◆ PAGE EXTRACT:
· · ·

This feature is only available to customers on the Premier plan or the Pro plan as an add-on. To upgrade, contact your Customer Success Manager or sales@heap.io
This integration is Destination only, meaning you can send data out of Heap but not send data into Heap.
Overview
Heap Connect for Amazon S3 enables any downstream system (ex. Hadoop, Stitch, Fivetran) to access Heap data at scale. This allows you to reap the benefits of codeless event creation, retroactivity, and cross-device user identity.
ETL Consideration
Heap Connect for S3 is designed to support building a custom data pipeline, not for querying directly in an Enterprise Data Lake. Interested customers will need to work with one of our ETL partners or provision Data Engineering resources that will build and maintain a data pipeline.
Setup
Prerequisites
To connect this integration, you’ll need the following permissions:
- Admin or Architect privileges in Heap
- Appropriate permissions in your S3 account to create buckets and modify bucket policy
Step 1: Create S3 Bucket(s) with the provided bucket policy
In your Amazon S3 account, create an S3 Bucket prefixed with the name “heap-rs3-
” and add the bucket policy below.
In terms of server-side encryption, Heap currently supports only the Amazon S3-managed keys (SSE-S3) encryption key type. Buckets using the AWS Key Management Service key (SSE-KMS) encryption key type are not currently supported.

· · ·

◆ EXTRACTED INFORMATION:
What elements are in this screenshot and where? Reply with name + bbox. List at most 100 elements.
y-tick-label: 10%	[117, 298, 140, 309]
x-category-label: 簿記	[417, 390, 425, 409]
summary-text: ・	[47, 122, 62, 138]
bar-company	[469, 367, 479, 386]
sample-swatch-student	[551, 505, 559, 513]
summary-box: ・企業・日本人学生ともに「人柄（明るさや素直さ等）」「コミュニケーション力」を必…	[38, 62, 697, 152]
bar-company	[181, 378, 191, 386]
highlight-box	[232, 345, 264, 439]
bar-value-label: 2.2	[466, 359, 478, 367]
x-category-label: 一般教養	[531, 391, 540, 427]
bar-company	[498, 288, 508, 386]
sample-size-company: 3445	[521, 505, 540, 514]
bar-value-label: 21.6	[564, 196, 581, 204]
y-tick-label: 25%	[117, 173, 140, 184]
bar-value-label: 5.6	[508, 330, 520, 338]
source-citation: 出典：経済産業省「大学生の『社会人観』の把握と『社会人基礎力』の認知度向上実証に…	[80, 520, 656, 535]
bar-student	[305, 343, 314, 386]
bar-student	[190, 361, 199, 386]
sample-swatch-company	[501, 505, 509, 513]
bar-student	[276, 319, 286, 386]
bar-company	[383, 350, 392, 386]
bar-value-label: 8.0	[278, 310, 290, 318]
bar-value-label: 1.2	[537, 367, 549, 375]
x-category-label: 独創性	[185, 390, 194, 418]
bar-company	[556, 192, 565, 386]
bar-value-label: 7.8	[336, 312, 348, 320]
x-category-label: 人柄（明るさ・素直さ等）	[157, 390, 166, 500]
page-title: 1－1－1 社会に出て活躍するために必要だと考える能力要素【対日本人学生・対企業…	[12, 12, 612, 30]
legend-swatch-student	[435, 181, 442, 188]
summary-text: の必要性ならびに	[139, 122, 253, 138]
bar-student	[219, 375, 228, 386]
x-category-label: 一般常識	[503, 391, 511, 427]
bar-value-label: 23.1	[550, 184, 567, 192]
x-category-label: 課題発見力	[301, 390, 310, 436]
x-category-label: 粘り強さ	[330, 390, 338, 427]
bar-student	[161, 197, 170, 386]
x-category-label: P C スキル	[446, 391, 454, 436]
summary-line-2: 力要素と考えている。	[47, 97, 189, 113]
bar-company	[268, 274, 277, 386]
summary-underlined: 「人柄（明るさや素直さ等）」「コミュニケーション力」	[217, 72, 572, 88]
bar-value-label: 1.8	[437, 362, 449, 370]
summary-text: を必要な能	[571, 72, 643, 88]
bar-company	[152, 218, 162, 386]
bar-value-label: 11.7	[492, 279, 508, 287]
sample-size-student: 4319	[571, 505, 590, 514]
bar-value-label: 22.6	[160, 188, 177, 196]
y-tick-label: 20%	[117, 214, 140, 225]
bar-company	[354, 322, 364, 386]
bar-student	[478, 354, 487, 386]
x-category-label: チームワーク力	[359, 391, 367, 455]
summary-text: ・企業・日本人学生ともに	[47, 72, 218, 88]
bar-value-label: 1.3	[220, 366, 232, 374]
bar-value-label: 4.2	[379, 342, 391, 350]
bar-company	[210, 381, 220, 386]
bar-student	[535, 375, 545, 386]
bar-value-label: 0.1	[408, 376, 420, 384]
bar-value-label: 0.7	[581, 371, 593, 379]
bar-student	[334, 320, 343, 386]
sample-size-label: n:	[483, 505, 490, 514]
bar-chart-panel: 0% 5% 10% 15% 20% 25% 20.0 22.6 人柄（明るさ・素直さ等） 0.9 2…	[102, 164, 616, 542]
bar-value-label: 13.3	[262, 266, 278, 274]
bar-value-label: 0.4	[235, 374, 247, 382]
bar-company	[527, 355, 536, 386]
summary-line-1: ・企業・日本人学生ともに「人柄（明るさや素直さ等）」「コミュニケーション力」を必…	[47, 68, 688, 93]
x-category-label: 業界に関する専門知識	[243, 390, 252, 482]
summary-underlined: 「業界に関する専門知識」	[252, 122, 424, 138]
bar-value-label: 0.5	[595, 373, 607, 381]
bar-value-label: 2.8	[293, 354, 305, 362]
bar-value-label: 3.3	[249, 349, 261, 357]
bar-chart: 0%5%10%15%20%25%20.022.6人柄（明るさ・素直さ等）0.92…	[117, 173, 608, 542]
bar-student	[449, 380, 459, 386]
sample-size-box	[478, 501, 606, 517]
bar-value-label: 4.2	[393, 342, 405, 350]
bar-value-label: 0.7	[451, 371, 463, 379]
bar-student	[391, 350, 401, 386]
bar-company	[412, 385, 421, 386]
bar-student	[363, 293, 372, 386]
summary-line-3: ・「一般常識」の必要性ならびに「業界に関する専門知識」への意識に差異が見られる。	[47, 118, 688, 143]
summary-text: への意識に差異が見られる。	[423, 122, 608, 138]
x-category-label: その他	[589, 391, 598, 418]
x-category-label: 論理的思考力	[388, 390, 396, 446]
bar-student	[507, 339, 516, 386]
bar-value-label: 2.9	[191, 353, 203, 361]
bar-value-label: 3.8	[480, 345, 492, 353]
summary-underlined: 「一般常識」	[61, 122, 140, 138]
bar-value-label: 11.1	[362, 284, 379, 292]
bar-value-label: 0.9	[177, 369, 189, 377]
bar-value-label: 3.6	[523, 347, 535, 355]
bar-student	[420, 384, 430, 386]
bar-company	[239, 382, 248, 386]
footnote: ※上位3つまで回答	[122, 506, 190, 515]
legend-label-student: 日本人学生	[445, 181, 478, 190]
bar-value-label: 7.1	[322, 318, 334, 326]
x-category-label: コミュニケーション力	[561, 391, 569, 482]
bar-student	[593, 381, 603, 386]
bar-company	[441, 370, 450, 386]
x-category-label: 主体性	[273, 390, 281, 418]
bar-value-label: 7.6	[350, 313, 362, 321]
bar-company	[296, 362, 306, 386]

· · ·

◆ WHAT TO DO:
a: Could you quote the Heap Connect for Amazon S3 page word for word, from its first line to its last?
b: Can you revise the records from their opening line through the line containing "62, 697, 152]", changing "screenshot" to "image" and leaving everything else untouched?

◆ SET OF ANSWERS:
a:
This feature is only available to customers on the Premier plan or the Pro plan as an add-on. To upgrade, contact your Customer Success Manager or sales@heap.io
This integration is Destination only, meaning you can send data out of Heap but not send data into Heap.
Overview
Heap Connect for Amazon S3 enables any downstream system (ex. Hadoop, Stitch, Fivetran) to access Heap data at scale. This allows you to reap the benefits of codeless event creation, retroactivity, and cross-device user identity.
ETL Consideration
Heap Connect for S3 is designed to support building a custom data pipeline, not for querying directly in an Enterprise Data Lake. Interested customers will need to work with one of our ETL partners or provision Data Engineering resources that will build and maintain a data pipeline.
Setup
Prerequisites
To connect this integration, you’ll need the following permissions:
- Admin or Architect privileges in Heap
- Appropriate permissions in your S3 account to create buckets and modify bucket policy
Step 1: Create S3 Bucket(s) with the provided bucket policy
In your Amazon S3 account, create an S3 Bucket prefixed with the name “heap-rs3-
” and add the bucket policy below.
In terms of server-side encryption, Heap currently supports only the Amazon S3-managed keys (SSE-S3) encryption key type. Buckets using the AWS Key Management Service key (SSE-KMS) encryption key type are not currently supported.

b:
What elements are in this image and where? Reply with name + bbox. List at most 100 elements.
y-tick-label: 10%	[117, 298, 140, 309]
x-category-label: 簿記	[417, 390, 425, 409]
summary-text: ・	[47, 122, 62, 138]
bar-company	[469, 367, 479, 386]
sample-swatch-student	[551, 505, 559, 513]
summary-box: ・企業・日本人学生ともに「人柄（明るさや素直さ等）」「コミュニケーション力」を必…	[38, 62, 697, 152]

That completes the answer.